PROMPT >> Gather up the lines with the word "Herr" in them.

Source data
>> start

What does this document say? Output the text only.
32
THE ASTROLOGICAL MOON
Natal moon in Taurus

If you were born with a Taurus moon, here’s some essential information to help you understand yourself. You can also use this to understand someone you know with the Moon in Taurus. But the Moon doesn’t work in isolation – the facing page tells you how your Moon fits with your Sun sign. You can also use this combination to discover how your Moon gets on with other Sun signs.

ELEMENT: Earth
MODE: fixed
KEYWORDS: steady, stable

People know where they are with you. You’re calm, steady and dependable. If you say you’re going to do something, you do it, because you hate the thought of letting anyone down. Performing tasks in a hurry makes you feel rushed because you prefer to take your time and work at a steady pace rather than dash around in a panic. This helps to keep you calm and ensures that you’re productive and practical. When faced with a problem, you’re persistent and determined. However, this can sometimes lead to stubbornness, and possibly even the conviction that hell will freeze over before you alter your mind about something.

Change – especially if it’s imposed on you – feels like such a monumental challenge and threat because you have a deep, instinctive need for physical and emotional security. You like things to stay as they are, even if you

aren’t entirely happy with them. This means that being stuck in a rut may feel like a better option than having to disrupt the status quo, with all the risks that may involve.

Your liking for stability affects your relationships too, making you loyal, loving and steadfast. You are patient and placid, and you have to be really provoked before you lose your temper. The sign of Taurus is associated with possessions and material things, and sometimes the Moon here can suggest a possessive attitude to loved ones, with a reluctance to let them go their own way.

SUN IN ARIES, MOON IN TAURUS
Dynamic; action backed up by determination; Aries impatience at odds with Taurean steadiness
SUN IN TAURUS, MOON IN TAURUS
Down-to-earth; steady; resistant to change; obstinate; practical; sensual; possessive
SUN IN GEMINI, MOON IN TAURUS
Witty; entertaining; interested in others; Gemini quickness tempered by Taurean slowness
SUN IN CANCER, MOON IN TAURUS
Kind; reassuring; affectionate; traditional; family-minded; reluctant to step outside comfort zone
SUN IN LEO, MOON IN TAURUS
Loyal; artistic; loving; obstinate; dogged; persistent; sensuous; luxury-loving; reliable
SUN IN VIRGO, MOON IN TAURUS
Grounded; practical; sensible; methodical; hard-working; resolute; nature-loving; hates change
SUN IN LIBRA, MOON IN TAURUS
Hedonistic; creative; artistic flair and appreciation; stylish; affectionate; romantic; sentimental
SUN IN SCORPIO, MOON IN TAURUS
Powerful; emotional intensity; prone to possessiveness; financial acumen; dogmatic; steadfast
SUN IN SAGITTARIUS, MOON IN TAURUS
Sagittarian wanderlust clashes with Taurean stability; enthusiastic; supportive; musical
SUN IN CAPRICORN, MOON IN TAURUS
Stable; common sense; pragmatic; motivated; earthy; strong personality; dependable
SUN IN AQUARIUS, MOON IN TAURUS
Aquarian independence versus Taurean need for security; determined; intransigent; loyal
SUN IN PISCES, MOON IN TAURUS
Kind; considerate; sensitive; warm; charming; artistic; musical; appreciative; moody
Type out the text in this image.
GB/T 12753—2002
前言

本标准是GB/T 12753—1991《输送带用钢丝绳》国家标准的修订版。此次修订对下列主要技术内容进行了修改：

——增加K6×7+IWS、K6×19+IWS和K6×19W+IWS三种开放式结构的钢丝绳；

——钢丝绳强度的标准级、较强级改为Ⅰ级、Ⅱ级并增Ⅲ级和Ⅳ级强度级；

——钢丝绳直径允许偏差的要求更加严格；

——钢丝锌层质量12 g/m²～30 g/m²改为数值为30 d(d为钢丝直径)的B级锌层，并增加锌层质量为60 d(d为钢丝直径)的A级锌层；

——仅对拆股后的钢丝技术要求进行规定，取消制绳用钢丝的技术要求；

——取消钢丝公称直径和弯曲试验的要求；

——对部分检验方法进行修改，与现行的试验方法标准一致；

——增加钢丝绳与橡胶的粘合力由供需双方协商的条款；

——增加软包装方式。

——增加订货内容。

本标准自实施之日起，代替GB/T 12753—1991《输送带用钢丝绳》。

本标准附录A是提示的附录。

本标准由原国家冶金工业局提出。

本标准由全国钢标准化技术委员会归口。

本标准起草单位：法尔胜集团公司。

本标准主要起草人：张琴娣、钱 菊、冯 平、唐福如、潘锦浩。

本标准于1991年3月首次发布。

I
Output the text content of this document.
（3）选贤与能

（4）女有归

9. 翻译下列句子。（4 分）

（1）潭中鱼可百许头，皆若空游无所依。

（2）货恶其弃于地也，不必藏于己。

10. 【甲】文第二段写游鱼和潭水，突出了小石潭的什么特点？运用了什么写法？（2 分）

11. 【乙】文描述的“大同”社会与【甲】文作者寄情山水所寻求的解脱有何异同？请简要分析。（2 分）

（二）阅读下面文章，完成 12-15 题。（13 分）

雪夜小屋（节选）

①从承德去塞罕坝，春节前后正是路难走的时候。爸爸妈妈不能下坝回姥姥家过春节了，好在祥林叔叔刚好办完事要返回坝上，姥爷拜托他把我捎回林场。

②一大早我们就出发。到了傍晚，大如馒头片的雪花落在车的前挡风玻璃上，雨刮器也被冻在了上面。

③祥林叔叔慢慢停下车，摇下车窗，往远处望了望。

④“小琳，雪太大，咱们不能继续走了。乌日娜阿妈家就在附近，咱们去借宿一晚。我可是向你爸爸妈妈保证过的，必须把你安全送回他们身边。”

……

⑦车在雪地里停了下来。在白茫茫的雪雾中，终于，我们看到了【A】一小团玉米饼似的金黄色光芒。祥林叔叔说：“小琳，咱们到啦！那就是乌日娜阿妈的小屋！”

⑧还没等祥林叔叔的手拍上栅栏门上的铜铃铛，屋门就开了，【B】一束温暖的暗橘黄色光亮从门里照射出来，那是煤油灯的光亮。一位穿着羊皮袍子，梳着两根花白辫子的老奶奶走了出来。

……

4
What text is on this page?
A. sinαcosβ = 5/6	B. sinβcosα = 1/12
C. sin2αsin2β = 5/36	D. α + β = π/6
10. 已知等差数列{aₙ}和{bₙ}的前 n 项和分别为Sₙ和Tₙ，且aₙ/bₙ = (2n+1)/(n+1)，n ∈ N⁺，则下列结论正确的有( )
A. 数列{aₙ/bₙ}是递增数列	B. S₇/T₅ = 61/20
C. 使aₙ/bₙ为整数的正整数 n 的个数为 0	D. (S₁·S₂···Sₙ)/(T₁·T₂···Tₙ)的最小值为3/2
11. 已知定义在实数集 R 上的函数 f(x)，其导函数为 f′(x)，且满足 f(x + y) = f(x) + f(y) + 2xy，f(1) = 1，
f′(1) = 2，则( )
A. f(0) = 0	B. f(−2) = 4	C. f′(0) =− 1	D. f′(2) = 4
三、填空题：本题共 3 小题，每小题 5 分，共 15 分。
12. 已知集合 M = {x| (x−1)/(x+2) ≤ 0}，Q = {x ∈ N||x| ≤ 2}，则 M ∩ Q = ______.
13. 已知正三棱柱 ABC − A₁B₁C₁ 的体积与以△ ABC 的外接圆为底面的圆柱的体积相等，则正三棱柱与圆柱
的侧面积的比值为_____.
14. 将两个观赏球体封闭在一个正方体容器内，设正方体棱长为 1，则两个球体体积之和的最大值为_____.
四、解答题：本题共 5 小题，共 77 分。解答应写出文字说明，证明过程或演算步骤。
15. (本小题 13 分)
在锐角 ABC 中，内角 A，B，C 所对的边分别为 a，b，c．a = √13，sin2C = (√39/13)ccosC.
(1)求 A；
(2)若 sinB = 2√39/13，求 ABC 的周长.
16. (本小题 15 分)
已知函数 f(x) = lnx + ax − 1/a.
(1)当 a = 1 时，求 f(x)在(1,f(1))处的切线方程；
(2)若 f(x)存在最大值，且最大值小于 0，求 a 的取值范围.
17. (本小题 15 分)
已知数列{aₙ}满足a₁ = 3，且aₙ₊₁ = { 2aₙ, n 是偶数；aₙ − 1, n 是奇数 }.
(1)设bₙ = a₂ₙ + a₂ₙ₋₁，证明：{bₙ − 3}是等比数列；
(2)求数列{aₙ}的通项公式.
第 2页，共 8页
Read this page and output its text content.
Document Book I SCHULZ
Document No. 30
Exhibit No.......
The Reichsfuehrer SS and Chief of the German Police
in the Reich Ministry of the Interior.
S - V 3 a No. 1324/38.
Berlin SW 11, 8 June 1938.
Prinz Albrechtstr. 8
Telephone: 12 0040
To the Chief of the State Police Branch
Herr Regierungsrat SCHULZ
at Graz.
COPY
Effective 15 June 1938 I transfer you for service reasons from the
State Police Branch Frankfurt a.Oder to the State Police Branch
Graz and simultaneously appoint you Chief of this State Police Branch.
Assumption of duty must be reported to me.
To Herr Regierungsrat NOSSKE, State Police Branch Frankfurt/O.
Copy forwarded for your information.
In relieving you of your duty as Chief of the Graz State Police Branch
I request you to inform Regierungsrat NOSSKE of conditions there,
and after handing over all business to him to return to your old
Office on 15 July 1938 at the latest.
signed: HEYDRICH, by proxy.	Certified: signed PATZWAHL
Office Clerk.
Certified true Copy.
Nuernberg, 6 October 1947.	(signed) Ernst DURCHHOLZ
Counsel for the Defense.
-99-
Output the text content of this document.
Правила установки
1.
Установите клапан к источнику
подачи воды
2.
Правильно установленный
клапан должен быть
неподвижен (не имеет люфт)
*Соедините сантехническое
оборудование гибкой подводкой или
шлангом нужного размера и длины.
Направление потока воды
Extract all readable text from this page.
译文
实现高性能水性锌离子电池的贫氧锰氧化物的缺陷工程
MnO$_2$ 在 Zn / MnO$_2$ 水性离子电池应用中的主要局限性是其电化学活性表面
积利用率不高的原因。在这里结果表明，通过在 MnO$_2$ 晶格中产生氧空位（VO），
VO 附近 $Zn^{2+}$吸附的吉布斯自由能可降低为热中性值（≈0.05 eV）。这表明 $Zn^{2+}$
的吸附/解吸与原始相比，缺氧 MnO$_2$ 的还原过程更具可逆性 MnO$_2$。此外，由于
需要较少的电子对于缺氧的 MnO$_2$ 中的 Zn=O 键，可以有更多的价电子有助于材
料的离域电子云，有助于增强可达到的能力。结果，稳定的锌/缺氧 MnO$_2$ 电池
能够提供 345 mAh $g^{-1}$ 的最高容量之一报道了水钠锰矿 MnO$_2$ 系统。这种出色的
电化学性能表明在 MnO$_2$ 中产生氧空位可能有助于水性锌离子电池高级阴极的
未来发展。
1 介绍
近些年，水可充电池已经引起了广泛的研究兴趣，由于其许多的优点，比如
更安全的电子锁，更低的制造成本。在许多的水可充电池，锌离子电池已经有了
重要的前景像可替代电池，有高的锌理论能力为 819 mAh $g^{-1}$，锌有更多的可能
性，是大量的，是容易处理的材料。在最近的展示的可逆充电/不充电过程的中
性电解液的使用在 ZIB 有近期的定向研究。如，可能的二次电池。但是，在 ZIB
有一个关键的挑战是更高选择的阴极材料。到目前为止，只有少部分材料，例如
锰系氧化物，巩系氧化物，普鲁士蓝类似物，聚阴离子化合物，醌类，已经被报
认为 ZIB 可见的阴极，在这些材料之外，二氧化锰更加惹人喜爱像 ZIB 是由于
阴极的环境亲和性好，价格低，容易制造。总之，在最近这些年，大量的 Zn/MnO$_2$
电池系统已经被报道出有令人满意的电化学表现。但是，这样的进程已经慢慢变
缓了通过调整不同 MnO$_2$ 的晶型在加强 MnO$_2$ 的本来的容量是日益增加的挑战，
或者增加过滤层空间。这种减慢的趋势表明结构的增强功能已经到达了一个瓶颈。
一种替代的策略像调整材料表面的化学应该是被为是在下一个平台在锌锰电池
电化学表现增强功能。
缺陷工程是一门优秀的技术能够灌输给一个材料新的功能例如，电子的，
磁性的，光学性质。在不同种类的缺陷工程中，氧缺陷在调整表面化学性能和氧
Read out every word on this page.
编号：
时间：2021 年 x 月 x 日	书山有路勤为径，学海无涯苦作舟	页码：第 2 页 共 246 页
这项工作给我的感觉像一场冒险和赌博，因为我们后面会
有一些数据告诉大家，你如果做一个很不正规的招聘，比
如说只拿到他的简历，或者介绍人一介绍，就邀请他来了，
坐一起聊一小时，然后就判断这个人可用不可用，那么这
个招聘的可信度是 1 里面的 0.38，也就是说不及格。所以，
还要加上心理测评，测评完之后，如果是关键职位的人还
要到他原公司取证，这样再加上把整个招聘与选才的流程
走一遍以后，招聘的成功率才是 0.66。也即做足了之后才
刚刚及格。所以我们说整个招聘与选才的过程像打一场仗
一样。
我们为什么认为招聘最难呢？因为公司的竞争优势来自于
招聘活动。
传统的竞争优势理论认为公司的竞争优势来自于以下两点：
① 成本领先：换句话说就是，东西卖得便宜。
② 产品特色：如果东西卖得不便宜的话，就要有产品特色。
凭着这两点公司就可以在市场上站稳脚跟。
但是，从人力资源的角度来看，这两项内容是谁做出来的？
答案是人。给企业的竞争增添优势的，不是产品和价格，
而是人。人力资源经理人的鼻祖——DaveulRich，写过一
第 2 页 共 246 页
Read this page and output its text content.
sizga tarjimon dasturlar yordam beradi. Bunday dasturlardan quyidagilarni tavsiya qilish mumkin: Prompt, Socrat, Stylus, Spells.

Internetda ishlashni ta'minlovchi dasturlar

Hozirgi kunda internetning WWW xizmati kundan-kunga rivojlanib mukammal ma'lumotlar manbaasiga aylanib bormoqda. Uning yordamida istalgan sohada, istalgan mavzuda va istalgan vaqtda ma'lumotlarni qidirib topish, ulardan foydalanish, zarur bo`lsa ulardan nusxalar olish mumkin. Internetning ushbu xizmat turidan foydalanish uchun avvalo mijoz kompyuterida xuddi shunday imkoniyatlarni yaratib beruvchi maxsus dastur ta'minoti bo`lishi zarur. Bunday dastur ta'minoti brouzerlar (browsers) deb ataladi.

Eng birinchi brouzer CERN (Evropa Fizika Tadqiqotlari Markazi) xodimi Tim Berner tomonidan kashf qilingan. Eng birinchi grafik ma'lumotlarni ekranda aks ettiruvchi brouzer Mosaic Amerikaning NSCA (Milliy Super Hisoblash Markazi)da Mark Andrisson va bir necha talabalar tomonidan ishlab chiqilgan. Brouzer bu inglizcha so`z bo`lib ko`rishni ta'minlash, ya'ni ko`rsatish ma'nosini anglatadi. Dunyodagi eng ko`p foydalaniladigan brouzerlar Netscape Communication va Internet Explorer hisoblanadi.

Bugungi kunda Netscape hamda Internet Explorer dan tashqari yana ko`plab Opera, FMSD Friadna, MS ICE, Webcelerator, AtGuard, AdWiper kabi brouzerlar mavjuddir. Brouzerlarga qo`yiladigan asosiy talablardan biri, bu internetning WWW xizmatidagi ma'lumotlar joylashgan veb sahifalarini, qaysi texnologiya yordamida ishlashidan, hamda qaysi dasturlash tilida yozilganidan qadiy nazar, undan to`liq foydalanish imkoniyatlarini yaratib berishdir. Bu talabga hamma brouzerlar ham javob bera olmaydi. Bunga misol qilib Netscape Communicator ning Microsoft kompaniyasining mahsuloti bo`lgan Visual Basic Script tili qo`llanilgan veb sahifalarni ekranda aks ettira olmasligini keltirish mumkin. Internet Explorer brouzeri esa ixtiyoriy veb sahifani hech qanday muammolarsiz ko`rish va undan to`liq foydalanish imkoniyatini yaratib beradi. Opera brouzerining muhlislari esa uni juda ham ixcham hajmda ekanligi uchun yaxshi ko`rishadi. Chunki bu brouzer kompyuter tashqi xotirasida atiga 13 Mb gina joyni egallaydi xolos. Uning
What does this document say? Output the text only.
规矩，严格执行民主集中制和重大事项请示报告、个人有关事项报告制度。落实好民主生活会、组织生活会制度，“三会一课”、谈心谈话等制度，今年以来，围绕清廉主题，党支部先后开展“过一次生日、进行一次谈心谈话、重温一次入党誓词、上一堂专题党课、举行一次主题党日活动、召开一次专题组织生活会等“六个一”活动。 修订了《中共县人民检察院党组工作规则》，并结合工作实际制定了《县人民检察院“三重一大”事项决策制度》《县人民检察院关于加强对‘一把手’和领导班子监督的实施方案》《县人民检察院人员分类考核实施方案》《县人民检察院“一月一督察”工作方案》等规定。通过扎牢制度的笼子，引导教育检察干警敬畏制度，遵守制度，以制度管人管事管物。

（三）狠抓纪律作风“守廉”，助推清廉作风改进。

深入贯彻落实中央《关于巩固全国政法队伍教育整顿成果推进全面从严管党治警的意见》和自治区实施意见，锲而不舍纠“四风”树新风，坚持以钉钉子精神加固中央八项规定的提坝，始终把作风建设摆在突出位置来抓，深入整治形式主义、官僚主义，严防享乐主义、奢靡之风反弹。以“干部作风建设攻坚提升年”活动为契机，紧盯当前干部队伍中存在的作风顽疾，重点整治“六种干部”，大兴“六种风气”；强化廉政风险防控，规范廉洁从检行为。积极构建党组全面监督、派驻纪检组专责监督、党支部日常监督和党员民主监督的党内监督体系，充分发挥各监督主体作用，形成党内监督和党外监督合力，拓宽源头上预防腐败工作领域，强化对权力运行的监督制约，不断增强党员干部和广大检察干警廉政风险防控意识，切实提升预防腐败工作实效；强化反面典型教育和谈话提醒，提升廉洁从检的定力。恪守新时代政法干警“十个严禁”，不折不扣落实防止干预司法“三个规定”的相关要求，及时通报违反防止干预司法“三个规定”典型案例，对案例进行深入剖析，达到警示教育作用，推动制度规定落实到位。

>> end

THE REPLY >>
Herr Regierungsrat SCHULZ
To Herr Regierungsrat NOSSKE, State Police Branch Frankfurt/O.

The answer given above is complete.